-- start Given entries --
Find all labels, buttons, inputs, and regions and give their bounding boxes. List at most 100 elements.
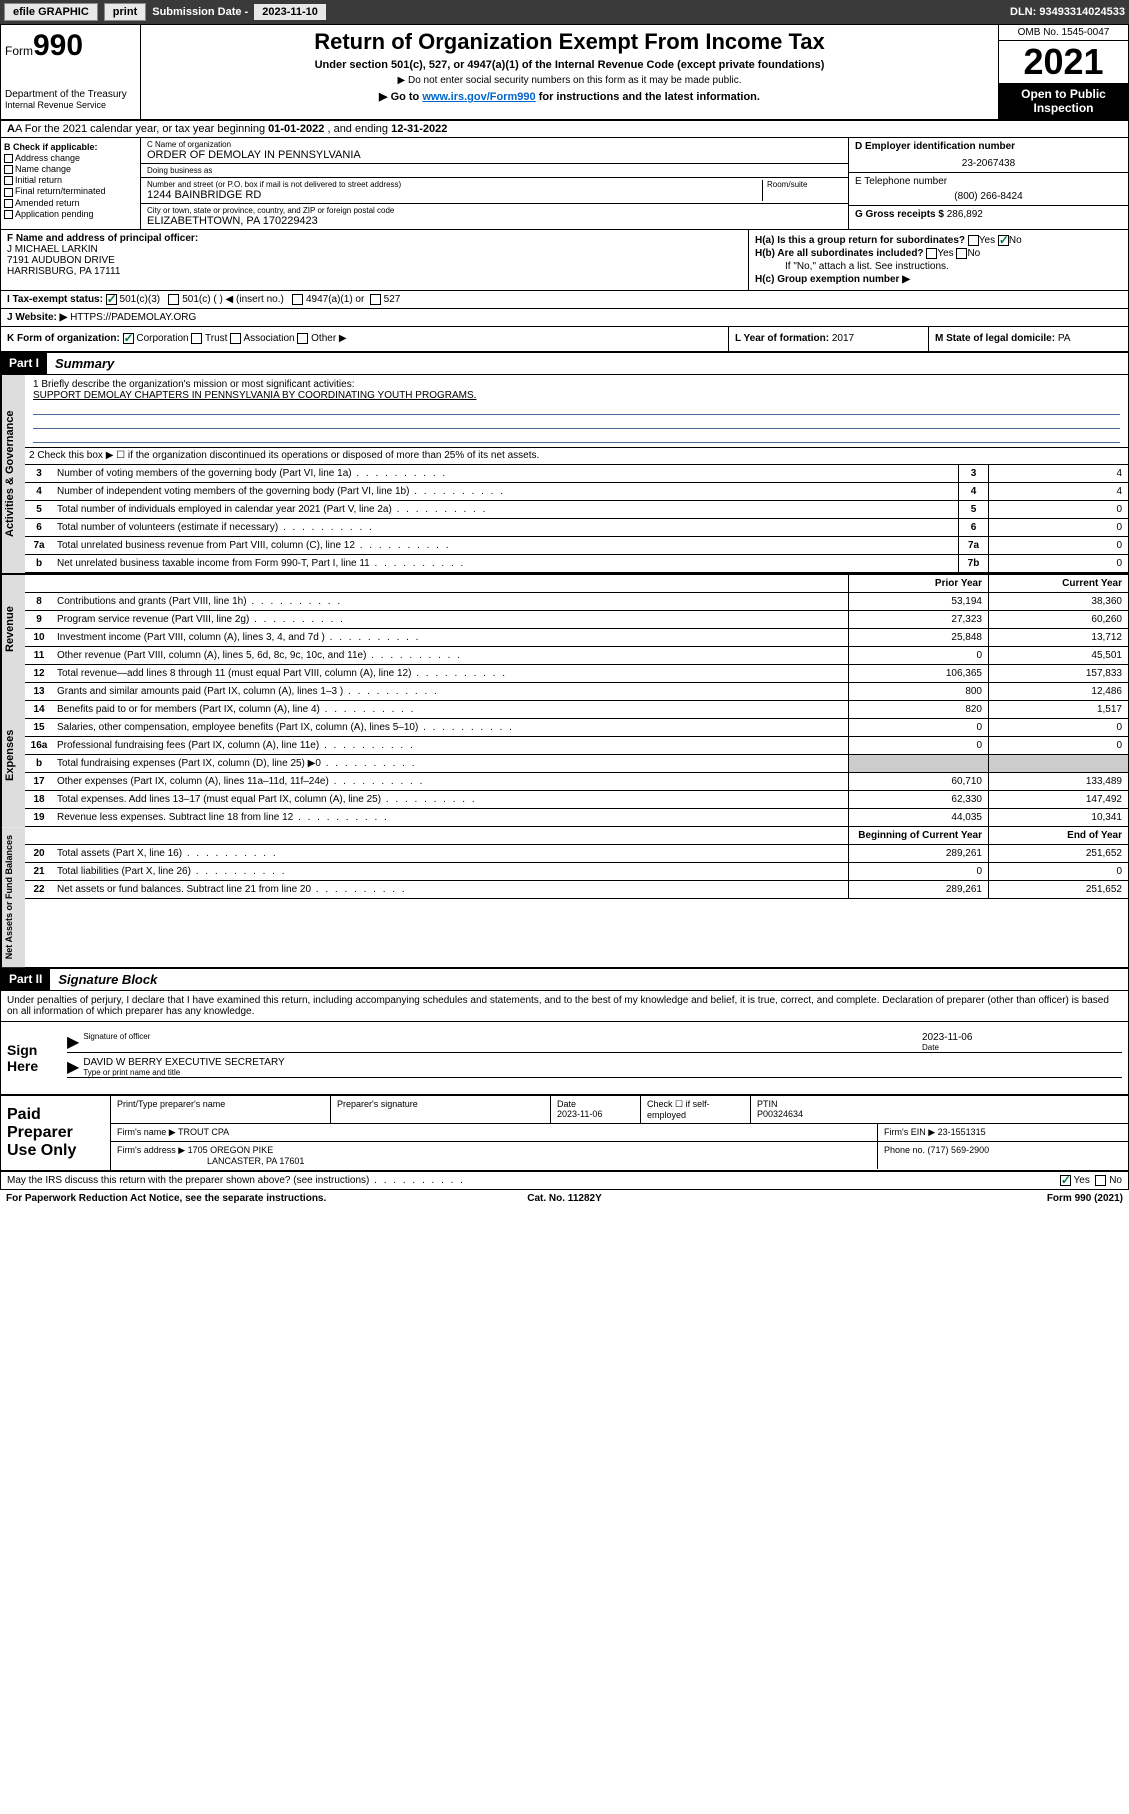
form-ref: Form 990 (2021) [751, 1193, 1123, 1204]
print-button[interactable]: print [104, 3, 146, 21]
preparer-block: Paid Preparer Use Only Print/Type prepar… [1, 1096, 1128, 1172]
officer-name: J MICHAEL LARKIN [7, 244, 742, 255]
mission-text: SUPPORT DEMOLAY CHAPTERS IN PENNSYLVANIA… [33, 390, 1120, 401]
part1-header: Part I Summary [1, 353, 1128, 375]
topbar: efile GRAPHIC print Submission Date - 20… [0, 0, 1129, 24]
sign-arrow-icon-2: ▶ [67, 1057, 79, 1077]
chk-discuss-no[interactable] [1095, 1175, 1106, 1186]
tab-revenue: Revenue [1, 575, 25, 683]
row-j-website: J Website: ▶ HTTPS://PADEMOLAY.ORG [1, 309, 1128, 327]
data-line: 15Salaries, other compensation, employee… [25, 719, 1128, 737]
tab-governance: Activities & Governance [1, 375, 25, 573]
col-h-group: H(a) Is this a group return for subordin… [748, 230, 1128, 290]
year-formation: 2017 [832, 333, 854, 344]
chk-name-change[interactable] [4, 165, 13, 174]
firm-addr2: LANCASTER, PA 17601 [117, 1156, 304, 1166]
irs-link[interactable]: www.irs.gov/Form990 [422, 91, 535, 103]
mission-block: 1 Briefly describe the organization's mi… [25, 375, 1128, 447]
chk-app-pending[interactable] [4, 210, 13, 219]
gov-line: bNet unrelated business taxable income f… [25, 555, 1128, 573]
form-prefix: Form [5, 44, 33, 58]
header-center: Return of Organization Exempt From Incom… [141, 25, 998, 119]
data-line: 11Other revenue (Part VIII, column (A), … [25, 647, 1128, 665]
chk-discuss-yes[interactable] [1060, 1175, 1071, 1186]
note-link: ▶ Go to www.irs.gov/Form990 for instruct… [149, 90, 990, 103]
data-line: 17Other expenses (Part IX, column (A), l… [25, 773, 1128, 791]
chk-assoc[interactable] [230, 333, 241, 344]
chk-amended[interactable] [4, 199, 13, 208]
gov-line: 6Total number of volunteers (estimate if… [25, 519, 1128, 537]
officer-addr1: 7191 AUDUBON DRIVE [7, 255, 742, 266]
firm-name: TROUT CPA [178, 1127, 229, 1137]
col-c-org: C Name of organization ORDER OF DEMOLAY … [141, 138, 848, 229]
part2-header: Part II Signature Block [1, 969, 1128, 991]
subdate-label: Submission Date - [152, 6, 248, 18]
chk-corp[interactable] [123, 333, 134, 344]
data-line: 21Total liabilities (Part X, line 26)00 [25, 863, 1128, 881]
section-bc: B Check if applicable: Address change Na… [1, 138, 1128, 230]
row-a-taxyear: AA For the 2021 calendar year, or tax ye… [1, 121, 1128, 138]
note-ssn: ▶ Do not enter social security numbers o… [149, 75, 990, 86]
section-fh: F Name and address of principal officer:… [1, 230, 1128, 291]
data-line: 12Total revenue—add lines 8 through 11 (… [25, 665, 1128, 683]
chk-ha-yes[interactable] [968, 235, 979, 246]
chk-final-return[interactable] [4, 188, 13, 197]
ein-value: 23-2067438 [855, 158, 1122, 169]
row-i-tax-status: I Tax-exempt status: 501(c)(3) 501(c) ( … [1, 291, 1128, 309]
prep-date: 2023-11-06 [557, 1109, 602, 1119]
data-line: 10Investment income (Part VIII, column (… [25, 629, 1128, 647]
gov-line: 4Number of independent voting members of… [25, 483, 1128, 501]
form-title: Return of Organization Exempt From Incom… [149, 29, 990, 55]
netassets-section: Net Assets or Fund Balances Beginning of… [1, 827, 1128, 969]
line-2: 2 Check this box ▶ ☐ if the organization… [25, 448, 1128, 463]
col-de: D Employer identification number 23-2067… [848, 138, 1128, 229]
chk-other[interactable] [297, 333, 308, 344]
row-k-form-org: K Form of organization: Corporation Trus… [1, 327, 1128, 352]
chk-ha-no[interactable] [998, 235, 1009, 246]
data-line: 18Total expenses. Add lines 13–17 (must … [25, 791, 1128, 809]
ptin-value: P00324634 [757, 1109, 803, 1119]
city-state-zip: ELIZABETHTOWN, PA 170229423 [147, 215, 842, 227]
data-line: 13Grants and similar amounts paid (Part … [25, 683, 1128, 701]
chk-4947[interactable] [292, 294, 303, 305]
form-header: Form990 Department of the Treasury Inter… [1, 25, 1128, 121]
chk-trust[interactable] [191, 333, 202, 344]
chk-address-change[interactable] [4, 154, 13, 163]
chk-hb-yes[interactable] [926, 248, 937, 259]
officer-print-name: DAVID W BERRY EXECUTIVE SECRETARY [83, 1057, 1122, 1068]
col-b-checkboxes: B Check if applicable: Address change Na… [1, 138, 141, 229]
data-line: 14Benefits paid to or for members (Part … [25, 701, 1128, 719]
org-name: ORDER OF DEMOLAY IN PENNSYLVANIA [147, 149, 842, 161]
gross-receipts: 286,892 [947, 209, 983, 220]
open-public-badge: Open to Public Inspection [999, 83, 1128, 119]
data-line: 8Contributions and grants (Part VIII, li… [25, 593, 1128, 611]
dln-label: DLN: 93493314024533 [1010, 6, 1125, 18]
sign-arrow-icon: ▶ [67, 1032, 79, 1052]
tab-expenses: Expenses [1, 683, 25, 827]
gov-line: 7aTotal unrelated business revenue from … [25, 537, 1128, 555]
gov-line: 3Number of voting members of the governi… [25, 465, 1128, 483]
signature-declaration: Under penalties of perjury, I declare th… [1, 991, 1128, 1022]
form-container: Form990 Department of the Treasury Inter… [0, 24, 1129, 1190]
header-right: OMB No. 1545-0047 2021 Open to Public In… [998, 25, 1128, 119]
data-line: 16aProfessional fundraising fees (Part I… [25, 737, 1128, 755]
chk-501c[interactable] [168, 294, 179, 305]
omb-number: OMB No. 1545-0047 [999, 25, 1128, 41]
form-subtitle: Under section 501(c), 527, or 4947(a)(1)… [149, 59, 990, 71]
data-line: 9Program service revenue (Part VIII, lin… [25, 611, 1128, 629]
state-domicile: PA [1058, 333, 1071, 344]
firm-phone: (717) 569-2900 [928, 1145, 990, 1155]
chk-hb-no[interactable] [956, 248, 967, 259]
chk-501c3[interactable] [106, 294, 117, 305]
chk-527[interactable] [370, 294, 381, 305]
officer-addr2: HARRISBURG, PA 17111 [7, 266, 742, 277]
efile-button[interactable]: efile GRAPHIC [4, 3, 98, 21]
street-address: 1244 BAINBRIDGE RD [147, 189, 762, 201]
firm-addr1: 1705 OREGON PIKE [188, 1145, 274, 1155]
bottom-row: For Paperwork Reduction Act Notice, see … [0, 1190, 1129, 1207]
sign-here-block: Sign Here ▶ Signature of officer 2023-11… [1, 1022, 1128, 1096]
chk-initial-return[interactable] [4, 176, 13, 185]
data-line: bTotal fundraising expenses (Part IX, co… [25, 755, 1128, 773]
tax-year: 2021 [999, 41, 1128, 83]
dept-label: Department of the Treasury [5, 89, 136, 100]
-- end Given entries --
(Required work)
Please show every line of the entries above that contains the string "change", matching case exactly.

(Task solution)
chk-name-change[interactable] [4, 165, 13, 174]
section-bc: B Check if applicable: Address change Na… [1, 138, 1128, 230]
chk-address-change[interactable] [4, 154, 13, 163]
col-b-checkboxes: B Check if applicable: Address change Na… [1, 138, 141, 229]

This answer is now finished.